[Collected data]
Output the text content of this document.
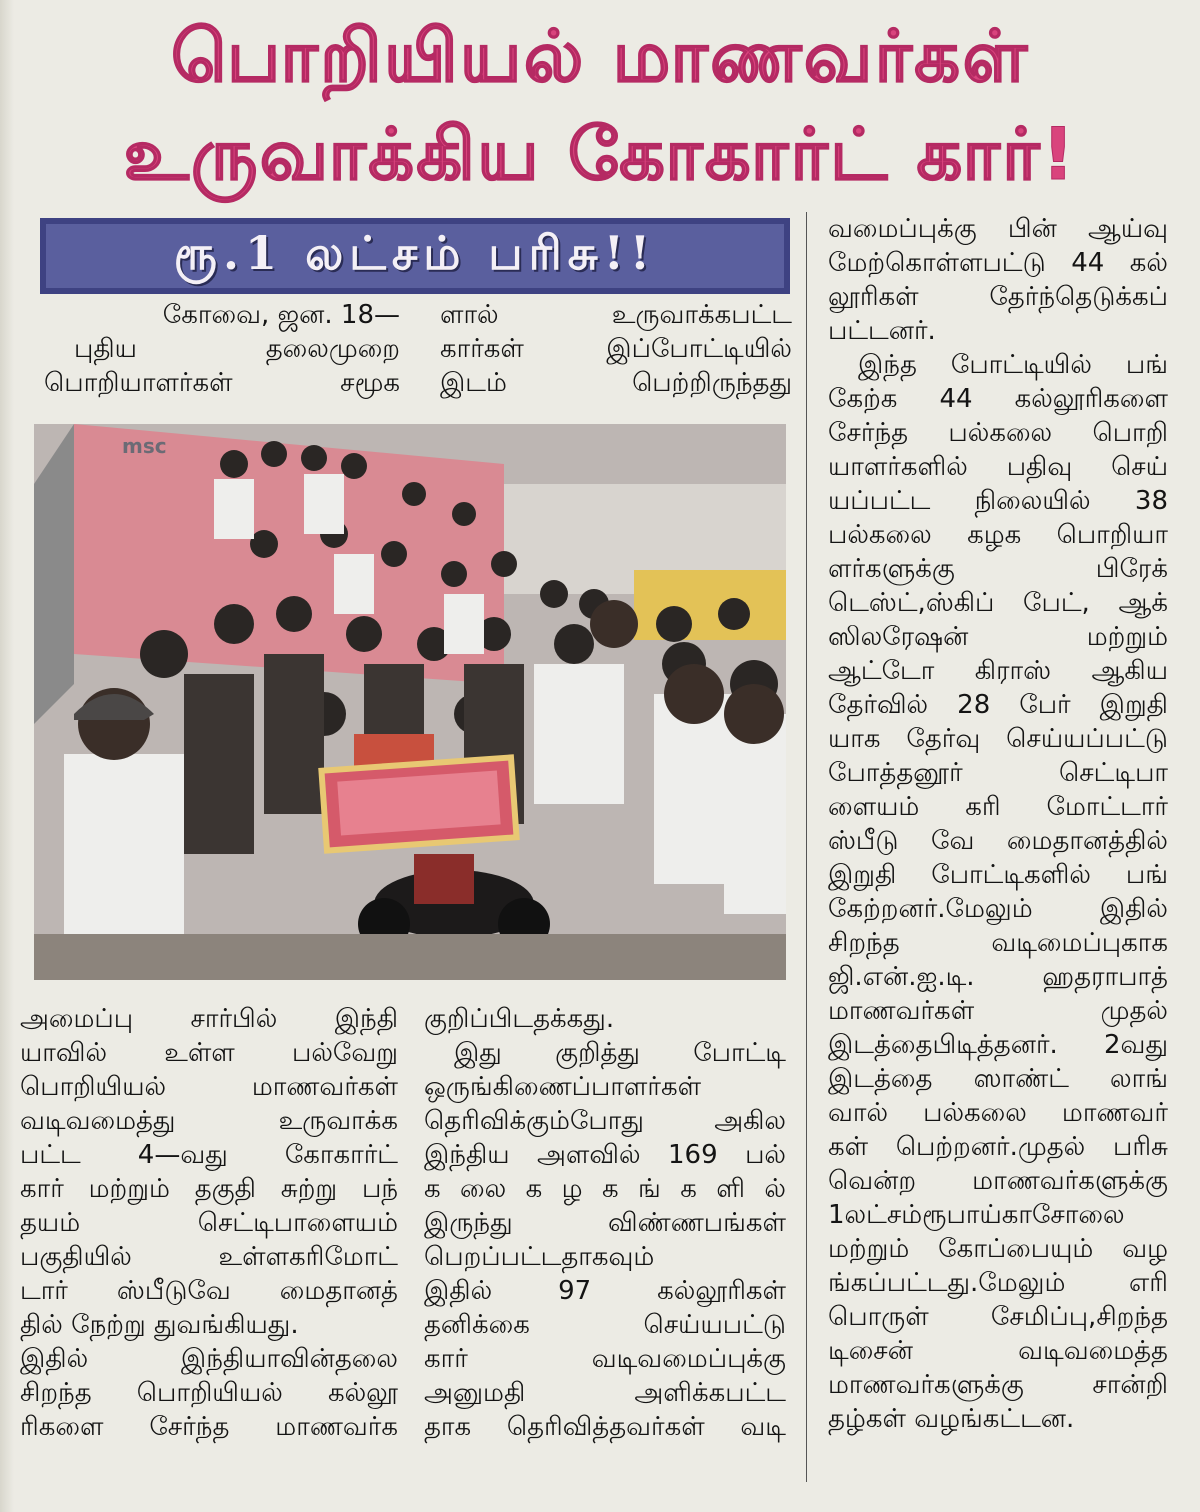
பொறியியல் மாணவர்கள்
உருவாக்கிய கோகார்ட் கார்!
ரூ.1 லட்சம் பரிசு!!
கோவை, ஜன. 18—
புதிய தலைமுறை
பொறியாளர்கள் சமூக
ளால் உருவாக்கபட்ட
கார்கள் இப்போட்டியில்
இடம் பெற்றிருந்தது
msc
வமைப்புக்கு பின் ஆய்வு
மேற்கொள்ளபட்டு 44 கல்
லூரிகள் தேர்ந்தெடுக்கப்
பட்டனர்.
இந்த போட்டியில் பங்
கேற்க 44 கல்லூரிகளை
சேர்ந்த பல்கலை பொறி
யாளர்களில் பதிவு செய்
யப்பட்ட நிலையில் 38
பல்கலை கழக பொறியா
ளர்களுக்கு பிரேக்
டெஸ்ட்,ஸ்கிப் பேட், ஆக்
ஸிலரேஷன் மற்றும்
ஆட்டோ கிராஸ் ஆகிய
தேர்வில் 28 பேர் இறுதி
யாக தேர்வு செய்யப்பட்டு
போத்தனூர் செட்டிபா
ளையம் கரி மோட்டார்
ஸ்பீடு வே மைதானத்தில்
இறுதி போட்டிகளில் பங்
கேற்றனர்.மேலும் இதில்
சிறந்த வடிமைப்புகாக
ஜி.என்.ஐ.டி. ஹதராபாத்
மாணவர்கள் முதல்
இடத்தைபிடித்தனர். 2வது
இடத்தை ஸாண்ட் லாங்
வால் பல்கலை மாணவர்
கள் பெற்றனர்.முதல் பரிசு
வென்ற மாணவர்களுக்கு
1லட்சம்ரூபாய்காசோலை
மற்றும் கோப்பையும் வழ
ங்கப்பட்டது.மேலும் எரி
பொருள் சேமிப்பு,சிறந்த
டிசைன் வடிவமைத்த
மாணவர்களுக்கு சான்றி
தழ்கள் வழங்கட்டன.
அமைப்பு சார்பில் இந்தி
யாவில் உள்ள பல்வேறு
பொறியியல் மாணவர்கள்
வடிவமைத்து உருவாக்க
பட்ட 4—வது கோகார்ட்
கார் மற்றும் தகுதி சுற்று பந்
தயம் செட்டிபாளையம்
பகுதியில் உள்ளகரிமோட்
டார் ஸ்பீடுவே மைதானத்
தில் நேற்று துவங்கியது.
இதில் இந்தியாவின்தலை
சிறந்த பொறியியல் கல்லூ
ரிகளை சேர்ந்த மாணவர்க
குறிப்பிடதக்கது.
இது குறித்து போட்டி
ஒருங்கிணைப்பாளர்கள்
தெரிவிக்கும்போது அகில
இந்திய அளவில் 169 பல்
க லை க ழ க ங் க ளி ல்
இருந்து விண்ணபங்கள்
பெறப்பட்டதாகவும்
இதில் 97 கல்லூரிகள்
தனிக்கை செய்யபட்டு
கார் வடிவமைப்புக்கு
அனுமதி அளிக்கபட்ட
தாக தெரிவித்தவர்கள் வடி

Exercise goal = Write the records out again in full, exactly, and skip every picture.

Exercise output =
Output the text content of this document.
பொறியியல் மாணவர்கள்
உருவாக்கிய கோகார்ட் கார்!
ரூ.1 லட்சம் பரிசு!!
கோவை, ஜன. 18—
புதிய தலைமுறை
பொறியாளர்கள் சமூக
ளால் உருவாக்கபட்ட
கார்கள் இப்போட்டியில்
இடம் பெற்றிருந்தது
msc
வமைப்புக்கு பின் ஆய்வு
மேற்கொள்ளபட்டு 44 கல்
லூரிகள் தேர்ந்தெடுக்கப்
பட்டனர்.
இந்த போட்டியில் பங்
கேற்க 44 கல்லூரிகளை
சேர்ந்த பல்கலை பொறி
யாளர்களில் பதிவு செய்
யப்பட்ட நிலையில் 38
பல்கலை கழக பொறியா
ளர்களுக்கு பிரேக்
டெஸ்ட்,ஸ்கிப் பேட், ஆக்
ஸிலரேஷன் மற்றும்
ஆட்டோ கிராஸ் ஆகிய
தேர்வில் 28 பேர் இறுதி
யாக தேர்வு செய்யப்பட்டு
போத்தனூர் செட்டிபா
ளையம் கரி மோட்டார்
ஸ்பீடு வே மைதானத்தில்
இறுதி போட்டிகளில் பங்
கேற்றனர்.மேலும் இதில்
சிறந்த வடிமைப்புகாக
ஜி.என்.ஐ.டி. ஹதராபாத்
மாணவர்கள் முதல்
இடத்தைபிடித்தனர். 2வது
இடத்தை ஸாண்ட் லாங்
வால் பல்கலை மாணவர்
கள் பெற்றனர்.முதல் பரிசு
வென்ற மாணவர்களுக்கு
1லட்சம்ரூபாய்காசோலை
மற்றும் கோப்பையும் வழ
ங்கப்பட்டது.மேலும் எரி
பொருள் சேமிப்பு,சிறந்த
டிசைன் வடிவமைத்த
மாணவர்களுக்கு சான்றி
தழ்கள் வழங்கட்டன.
அமைப்பு சார்பில் இந்தி
யாவில் உள்ள பல்வேறு
பொறியியல் மாணவர்கள்
வடிவமைத்து உருவாக்க
பட்ட 4—வது கோகார்ட்
கார் மற்றும் தகுதி சுற்று பந்
தயம் செட்டிபாளையம்
பகுதியில் உள்ளகரிமோட்
டார் ஸ்பீடுவே மைதானத்
தில் நேற்று துவங்கியது.
இதில் இந்தியாவின்தலை
சிறந்த பொறியியல் கல்லூ
ரிகளை சேர்ந்த மாணவர்க
குறிப்பிடதக்கது.
இது குறித்து போட்டி
ஒருங்கிணைப்பாளர்கள்
தெரிவிக்கும்போது அகில
இந்திய அளவில் 169 பல்
க லை க ழ க ங் க ளி ல்
இருந்து விண்ணபங்கள்
பெறப்பட்டதாகவும்
இதில் 97 கல்லூரிகள்
தனிக்கை செய்யபட்டு
கார் வடிவமைப்புக்கு
அனுமதி அளிக்கபட்ட
தாக தெரிவித்தவர்கள் வடி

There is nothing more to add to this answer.